#### GIVEN EXERCISE:
Repeat every record below exactly, leaving out the pictures.

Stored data
"""

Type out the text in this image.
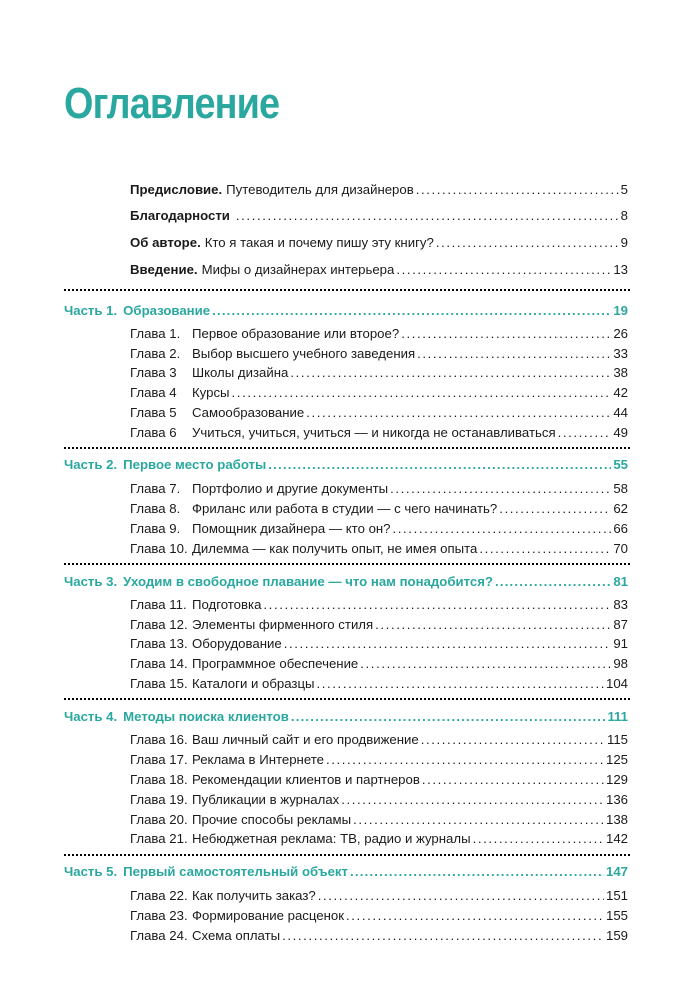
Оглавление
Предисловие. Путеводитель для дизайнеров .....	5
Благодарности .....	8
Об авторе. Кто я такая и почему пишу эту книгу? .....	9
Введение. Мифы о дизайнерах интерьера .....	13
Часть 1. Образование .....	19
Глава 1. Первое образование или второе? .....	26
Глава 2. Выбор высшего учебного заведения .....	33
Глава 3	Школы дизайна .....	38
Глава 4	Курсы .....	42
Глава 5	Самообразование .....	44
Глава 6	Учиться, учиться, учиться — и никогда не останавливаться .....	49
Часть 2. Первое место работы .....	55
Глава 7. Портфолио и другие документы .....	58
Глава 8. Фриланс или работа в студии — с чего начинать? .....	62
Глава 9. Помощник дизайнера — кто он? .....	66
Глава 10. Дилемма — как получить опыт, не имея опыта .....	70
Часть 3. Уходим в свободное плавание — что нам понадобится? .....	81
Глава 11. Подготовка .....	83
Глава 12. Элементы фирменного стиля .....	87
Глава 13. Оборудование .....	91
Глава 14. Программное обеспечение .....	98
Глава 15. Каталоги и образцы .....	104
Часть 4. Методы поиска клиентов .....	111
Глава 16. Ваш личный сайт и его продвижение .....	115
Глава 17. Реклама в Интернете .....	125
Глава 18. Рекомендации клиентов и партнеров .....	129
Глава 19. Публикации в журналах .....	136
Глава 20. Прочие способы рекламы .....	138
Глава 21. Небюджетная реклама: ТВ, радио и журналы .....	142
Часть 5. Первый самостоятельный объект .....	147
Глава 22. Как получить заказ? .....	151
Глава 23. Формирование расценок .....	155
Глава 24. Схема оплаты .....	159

"""

#### TASK SOLUTION:
Type out the text in this image.
Оглавление
Предисловие. Путеводитель для дизайнеров .....	5
Благодарности .....	8
Об авторе. Кто я такая и почему пишу эту книгу? .....	9
Введение. Мифы о дизайнерах интерьера .....	13
Часть 1. Образование .....	19
Глава 1. Первое образование или второе? .....	26
Глава 2. Выбор высшего учебного заведения .....	33
Глава 3	Школы дизайна .....	38
Глава 4	Курсы .....	42
Глава 5	Самообразование .....	44
Глава 6	Учиться, учиться, учиться — и никогда не останавливаться .....	49
Часть 2. Первое место работы .....	55
Глава 7. Портфолио и другие документы .....	58
Глава 8. Фриланс или работа в студии — с чего начинать? .....	62
Глава 9. Помощник дизайнера — кто он? .....	66
Глава 10. Дилемма — как получить опыт, не имея опыта .....	70
Часть 3. Уходим в свободное плавание — что нам понадобится? .....	81
Глава 11. Подготовка .....	83
Глава 12. Элементы фирменного стиля .....	87
Глава 13. Оборудование .....	91
Глава 14. Программное обеспечение .....	98
Глава 15. Каталоги и образцы .....	104
Часть 4. Методы поиска клиентов .....	111
Глава 16. Ваш личный сайт и его продвижение .....	115
Глава 17. Реклама в Интернете .....	125
Глава 18. Рекомендации клиентов и партнеров .....	129
Глава 19. Публикации в журналах .....	136
Глава 20. Прочие способы рекламы .....	138
Глава 21. Небюджетная реклама: ТВ, радио и журналы .....	142
Часть 5. Первый самостоятельный объект .....	147
Глава 22. Как получить заказ? .....	151
Глава 23. Формирование расценок .....	155
Глава 24. Схема оплаты .....	159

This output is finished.